# DOCUMENT EXCERPT start

You can test your GraphQL API with graphql-cop which is a command-line tool to check for common security vulnerabilities.
Let’s explore some of the tests it can run and how to prevent them.
Types of attacks
There are different types of attacks that the graphql-cop tool can help you prevent.
Cross-Site Request Forgery (CSRF)
A Cross-Site Request Forgery (CSRF) is a type of attack where a user is tricked and has unwanted actions being performed unbeknownst to them on an application they are authenticated to. For example, in GraphQL, allowing a mutation to be performed via a GET request.
Denial of Service (DoS)
A Denial of Service (DoS) is a type of attack that aims to make a server or network resource unavailable to users. It usually tries to overload the server with malicious or superfluous requests to prevent it from responding to legitimate requests. For DDoS, the first D is for Distributed, meaning that it is the same type of attack but coming from multiple sources.
We’ll be talking about those in this article.
Information Leakage
An information leakage is a type of attack that occurs when an attacker gains unauthorized access to some resources or sensitive information from the server.
For example, with the introspection query or via unwanted and very descriptive error messages from your backend exposing the internals of the database or application.
DOS GraphQL Attacks
Find on the OWASP website a cheat sheet of DOS prevention, or follow along for some examples.
Directive Overloading
Example
Directive Overloading occurs when a user can send a query with many consecutive directives and overload the engine handling those directives.

# DOCUMENT EXCERPT end

§ **THE TASK**: Continue the GraphQL security article from its final sentence. The data after this point is separate from the GraphQL security article.

# DATA SECTION start

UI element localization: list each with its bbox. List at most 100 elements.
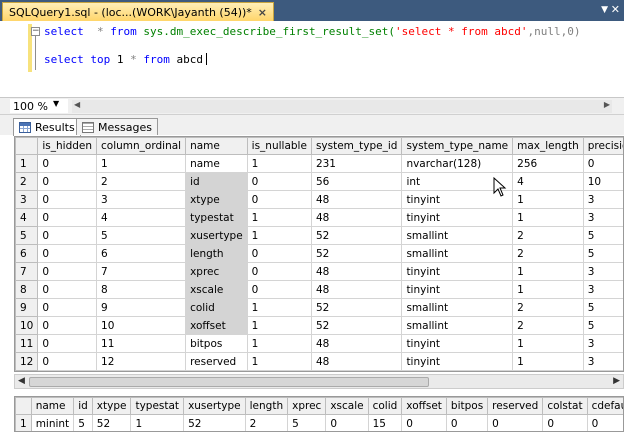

# DATA SECTION end

§ **EXERCISE OUTPUT**:
Here is an example from the graphql-cop tool:
query {
book(id: 1) {
__typename
@aa@aa@aa@aa@aa@aa@aa@aa@aa@aa
}
}
The issue can be spotted when the returned error (because obviously @aa
is not a valid directive) will be composed of
an array of one error per directive. This can scale quickly.
Why allow directives at all in the query?
In some case the @includes
or @skip
directives are useful to further fine-tune the query and could be used by a client.
Like we’ve seen in this previous article about advanced resolvers.
Protection
The recommendation for this one is to implement a limit on the number of directives allowed in a query. To measure how many directives are needed, you can check the current usage of directive in your existing queries.
This should be handled before or by the GraphQL engine while parsing the document, otherwise, this can lead to a heap overflow.
By default, in Apollo GraphQL tries to resolve as many fields as possible and will go through each directive and generate a new error for each one.
Field Duplication
Example
Field Duplication occurs when a user can send a query with excessively duplicated fields hoping that the API will have inefficient processing of those fields.
book(id: 1) {
__typename __typename __typename __typename __typename __typename __typename
}
It can also happen with fragments:
fragment book on Book {
__typename
__typename
}
query {
book(id: 1) {
__typename
__typename
# FragmentSpread
...book
# InlineFragment
... on Book {
__typename
__typename
}
}
}
By default, some popular frameworks like Apollo GraphQL will not allow duplicated fields in the response, but it will not consider as a bad request multiple fields in the query.
Protection
The suggestion for this one is to implement a middleware that will clean out the duplicated fields before it reaches the graphql engine. However, de-duplicating means an additional parsing and traversing of the GraphQL query tree which can impact performance. Find out how to transform the received GraphQL with Apollo GraphQL.
Alias Overloading
Alias Overloading occurs when a user can send a query with many consecutive aliases, hoping that the API will have inefficient processing of those aliases (try it out on your API and find the resolving difference with 10 and 100 aliases). Constructed with field duplication and batch queries (multiple queries in one using aliases), you can craft resource heavy queries.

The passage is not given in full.